PROBLEM DETAILS: Determine how many lines contain the string "name" and reply with that number alone.
========
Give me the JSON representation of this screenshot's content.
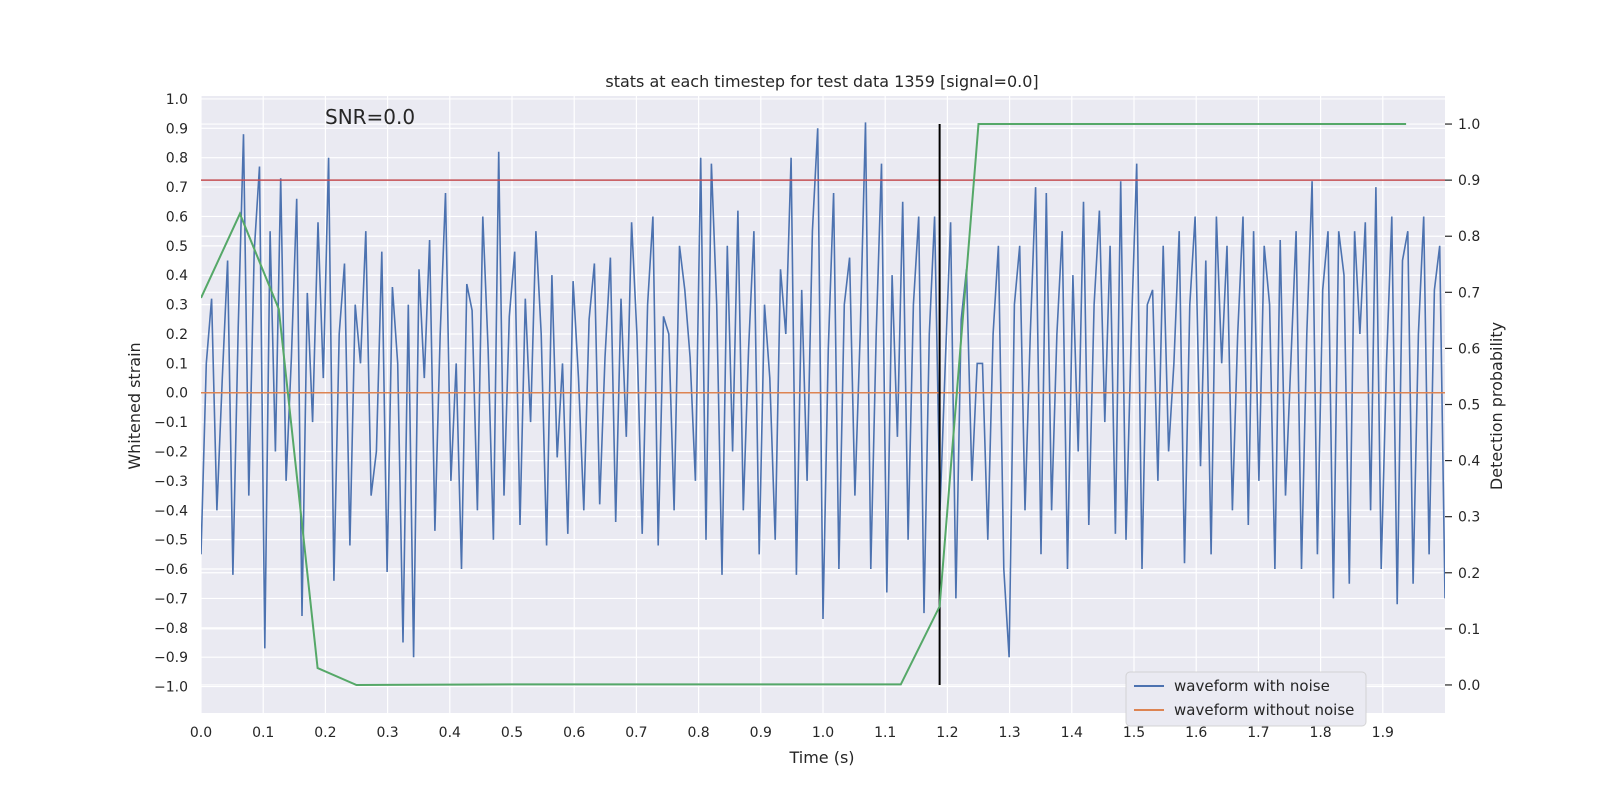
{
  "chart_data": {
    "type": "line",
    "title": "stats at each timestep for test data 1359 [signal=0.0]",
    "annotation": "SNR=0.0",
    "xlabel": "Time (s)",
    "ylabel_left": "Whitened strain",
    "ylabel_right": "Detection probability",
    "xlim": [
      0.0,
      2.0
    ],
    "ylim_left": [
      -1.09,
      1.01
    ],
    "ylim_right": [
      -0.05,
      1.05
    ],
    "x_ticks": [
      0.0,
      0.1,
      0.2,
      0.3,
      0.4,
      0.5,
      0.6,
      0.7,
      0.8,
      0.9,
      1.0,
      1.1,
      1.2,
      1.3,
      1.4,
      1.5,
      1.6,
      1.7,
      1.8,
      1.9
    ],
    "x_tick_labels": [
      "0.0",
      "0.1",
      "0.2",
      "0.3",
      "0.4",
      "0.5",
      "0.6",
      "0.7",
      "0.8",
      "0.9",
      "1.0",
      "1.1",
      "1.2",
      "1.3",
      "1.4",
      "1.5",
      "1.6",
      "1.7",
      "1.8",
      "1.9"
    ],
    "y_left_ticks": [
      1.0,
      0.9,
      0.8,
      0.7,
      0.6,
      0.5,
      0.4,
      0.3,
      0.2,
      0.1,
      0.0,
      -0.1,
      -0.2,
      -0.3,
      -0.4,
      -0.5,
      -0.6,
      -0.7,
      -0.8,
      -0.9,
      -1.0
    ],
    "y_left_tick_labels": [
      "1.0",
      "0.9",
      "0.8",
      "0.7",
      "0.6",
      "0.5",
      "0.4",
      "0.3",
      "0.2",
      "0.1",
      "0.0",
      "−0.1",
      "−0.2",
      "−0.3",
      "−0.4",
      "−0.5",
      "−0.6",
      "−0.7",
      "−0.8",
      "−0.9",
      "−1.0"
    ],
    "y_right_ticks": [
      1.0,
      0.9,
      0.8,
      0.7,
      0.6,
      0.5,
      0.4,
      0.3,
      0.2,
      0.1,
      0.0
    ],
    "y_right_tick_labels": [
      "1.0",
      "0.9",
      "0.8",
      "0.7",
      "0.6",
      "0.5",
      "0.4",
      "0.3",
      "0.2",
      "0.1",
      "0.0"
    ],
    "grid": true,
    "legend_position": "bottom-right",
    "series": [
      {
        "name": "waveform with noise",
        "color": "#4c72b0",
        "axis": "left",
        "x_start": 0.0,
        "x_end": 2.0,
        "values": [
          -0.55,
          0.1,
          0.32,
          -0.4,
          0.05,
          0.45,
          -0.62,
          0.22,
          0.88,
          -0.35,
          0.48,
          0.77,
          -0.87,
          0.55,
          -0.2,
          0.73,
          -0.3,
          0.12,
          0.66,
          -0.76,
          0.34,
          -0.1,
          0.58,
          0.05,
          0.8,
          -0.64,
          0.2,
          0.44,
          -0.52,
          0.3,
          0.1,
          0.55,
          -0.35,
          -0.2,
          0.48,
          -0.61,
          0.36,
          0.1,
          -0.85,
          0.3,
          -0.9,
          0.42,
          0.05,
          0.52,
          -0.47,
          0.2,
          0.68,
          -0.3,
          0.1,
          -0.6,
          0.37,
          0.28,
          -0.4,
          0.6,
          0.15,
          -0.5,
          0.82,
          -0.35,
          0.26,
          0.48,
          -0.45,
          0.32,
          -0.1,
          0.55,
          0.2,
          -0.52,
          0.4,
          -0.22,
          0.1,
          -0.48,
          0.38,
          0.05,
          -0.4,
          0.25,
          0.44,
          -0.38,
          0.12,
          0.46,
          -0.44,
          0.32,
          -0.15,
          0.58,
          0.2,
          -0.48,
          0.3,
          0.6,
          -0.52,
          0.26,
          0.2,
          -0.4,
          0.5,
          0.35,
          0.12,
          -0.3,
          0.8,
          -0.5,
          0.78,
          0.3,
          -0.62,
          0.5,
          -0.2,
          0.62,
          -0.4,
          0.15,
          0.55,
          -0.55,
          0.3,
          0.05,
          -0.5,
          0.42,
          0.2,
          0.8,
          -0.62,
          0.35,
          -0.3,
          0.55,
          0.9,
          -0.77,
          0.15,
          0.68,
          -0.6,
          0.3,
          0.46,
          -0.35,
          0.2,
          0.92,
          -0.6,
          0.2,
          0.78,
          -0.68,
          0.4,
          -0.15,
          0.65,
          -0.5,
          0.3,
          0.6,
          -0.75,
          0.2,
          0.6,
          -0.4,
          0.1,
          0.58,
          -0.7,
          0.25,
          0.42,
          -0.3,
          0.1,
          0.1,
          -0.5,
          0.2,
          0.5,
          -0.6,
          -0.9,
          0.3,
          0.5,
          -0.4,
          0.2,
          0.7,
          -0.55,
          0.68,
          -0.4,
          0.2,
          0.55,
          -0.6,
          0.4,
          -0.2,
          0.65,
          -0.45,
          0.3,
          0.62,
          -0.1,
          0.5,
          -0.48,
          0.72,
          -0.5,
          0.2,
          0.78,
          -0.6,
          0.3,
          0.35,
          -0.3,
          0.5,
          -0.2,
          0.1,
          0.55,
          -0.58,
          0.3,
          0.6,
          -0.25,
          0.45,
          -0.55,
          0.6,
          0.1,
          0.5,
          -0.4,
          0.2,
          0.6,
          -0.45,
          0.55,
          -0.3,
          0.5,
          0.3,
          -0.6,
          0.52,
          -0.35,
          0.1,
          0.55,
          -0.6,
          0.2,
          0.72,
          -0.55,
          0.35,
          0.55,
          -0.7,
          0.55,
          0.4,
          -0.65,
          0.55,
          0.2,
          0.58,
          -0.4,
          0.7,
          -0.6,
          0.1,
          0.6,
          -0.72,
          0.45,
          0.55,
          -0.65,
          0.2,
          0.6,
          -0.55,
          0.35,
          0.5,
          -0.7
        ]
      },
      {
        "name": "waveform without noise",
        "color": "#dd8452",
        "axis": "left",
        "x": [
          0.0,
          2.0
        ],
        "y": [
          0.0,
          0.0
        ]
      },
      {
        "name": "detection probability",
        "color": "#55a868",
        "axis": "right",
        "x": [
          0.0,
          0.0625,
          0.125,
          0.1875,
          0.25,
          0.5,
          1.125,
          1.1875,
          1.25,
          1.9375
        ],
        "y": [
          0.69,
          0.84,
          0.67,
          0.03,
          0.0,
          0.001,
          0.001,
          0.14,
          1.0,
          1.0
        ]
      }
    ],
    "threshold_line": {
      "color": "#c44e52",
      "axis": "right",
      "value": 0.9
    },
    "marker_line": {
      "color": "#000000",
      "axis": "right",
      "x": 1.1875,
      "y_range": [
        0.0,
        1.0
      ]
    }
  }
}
========
TASK RESPONSE: 3